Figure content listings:
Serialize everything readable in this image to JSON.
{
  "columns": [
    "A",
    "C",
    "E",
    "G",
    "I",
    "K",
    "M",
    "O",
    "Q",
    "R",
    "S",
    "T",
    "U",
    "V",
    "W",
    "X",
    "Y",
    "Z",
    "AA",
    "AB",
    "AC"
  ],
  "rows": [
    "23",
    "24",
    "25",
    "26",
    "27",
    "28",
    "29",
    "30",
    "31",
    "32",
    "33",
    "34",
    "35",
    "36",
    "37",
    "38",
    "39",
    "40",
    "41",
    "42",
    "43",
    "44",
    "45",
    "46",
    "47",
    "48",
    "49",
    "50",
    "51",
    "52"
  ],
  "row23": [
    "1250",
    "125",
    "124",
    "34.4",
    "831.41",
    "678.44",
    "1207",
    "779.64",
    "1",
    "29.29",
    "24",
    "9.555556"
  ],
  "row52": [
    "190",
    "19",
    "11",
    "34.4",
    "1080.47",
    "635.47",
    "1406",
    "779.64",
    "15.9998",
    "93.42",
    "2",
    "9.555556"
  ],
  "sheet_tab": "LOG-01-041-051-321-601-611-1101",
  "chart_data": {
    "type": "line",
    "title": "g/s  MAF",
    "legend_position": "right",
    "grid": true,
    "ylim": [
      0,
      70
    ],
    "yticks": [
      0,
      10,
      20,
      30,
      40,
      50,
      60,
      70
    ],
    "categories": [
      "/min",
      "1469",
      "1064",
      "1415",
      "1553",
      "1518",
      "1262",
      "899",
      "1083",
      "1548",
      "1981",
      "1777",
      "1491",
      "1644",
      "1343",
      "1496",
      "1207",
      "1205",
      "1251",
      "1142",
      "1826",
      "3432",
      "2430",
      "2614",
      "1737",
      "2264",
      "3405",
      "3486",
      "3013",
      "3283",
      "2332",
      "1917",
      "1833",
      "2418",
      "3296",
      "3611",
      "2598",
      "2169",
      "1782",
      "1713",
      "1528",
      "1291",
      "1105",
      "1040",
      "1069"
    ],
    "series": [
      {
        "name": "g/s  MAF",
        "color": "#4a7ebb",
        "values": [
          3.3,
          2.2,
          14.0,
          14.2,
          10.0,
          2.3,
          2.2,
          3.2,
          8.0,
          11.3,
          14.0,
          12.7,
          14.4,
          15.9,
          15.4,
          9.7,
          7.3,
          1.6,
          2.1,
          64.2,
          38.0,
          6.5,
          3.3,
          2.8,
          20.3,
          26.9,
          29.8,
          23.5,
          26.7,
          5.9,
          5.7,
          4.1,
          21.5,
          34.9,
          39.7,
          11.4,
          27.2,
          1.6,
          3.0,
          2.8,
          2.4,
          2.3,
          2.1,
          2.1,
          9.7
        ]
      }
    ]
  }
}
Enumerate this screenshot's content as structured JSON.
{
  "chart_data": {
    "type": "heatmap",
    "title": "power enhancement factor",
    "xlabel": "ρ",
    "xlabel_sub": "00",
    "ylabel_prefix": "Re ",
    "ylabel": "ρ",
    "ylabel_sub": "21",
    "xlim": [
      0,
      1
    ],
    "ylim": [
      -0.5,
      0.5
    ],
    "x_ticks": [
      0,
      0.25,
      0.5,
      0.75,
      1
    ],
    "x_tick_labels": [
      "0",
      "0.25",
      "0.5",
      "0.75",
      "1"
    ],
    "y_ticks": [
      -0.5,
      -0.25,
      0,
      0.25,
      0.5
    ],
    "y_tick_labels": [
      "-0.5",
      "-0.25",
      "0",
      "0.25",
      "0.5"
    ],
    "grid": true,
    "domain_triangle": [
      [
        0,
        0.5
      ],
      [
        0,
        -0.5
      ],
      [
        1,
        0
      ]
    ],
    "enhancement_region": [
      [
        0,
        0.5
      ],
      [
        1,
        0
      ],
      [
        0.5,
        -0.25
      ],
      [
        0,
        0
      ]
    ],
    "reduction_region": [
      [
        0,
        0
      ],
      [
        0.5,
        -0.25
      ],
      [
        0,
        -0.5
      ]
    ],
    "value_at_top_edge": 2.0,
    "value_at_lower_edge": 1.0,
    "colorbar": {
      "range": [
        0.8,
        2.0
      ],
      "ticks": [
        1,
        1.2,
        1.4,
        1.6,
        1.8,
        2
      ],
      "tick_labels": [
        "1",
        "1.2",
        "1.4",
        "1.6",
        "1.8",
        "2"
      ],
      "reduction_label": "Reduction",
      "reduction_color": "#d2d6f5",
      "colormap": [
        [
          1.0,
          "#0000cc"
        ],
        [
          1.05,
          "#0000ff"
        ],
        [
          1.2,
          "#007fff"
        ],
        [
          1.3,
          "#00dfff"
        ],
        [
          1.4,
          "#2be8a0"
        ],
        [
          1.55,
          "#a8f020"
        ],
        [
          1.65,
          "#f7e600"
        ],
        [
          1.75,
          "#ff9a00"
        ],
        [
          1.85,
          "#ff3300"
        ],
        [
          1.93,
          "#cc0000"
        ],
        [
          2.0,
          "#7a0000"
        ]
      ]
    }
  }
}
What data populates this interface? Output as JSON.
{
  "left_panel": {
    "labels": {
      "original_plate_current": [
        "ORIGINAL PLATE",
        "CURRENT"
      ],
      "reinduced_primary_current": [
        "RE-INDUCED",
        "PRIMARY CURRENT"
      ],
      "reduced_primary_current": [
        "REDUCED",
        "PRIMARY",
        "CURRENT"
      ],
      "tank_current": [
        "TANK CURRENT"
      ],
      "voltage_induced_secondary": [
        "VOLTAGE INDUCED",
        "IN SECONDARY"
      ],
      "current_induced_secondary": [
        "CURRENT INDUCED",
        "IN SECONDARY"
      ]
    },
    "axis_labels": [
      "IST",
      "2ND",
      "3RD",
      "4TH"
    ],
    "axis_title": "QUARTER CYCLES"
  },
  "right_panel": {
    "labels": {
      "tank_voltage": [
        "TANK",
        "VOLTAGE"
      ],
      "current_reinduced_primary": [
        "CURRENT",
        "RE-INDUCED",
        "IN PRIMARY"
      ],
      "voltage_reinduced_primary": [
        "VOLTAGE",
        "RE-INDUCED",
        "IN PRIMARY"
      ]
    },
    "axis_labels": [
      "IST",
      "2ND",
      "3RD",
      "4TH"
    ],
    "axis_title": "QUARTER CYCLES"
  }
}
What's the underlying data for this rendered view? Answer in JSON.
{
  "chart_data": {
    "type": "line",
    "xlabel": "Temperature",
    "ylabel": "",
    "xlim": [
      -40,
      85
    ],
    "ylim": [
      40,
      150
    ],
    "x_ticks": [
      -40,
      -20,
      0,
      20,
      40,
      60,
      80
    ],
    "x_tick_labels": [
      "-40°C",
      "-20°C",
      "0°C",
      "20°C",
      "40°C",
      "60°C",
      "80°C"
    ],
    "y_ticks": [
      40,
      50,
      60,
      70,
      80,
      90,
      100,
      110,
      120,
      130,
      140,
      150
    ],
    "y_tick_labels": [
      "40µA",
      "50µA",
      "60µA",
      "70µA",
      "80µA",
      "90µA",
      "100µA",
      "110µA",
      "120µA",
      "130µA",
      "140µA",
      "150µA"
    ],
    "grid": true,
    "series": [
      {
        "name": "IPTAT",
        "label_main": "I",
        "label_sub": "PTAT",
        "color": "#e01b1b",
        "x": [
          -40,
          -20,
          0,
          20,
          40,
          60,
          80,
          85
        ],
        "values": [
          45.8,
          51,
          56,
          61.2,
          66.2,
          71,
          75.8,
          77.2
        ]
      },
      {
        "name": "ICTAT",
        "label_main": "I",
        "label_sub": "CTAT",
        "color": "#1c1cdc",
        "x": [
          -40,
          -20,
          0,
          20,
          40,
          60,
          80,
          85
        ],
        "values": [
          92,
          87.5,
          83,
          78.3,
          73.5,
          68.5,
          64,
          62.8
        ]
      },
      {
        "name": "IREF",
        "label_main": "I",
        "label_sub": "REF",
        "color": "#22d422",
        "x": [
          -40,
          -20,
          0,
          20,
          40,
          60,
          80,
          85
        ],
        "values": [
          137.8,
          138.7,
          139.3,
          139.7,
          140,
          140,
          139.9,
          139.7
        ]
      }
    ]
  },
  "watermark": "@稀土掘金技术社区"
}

Set exercise: Only lines that contain the word "JSON" are wanted; copy each of them.

Result for this task:
Serialize everything readable in this image to JSON.
Enumerate this screenshot's content as structured JSON.
What data populates this interface? Output as JSON.
What's the underlying data for this rendered view? Answer in JSON.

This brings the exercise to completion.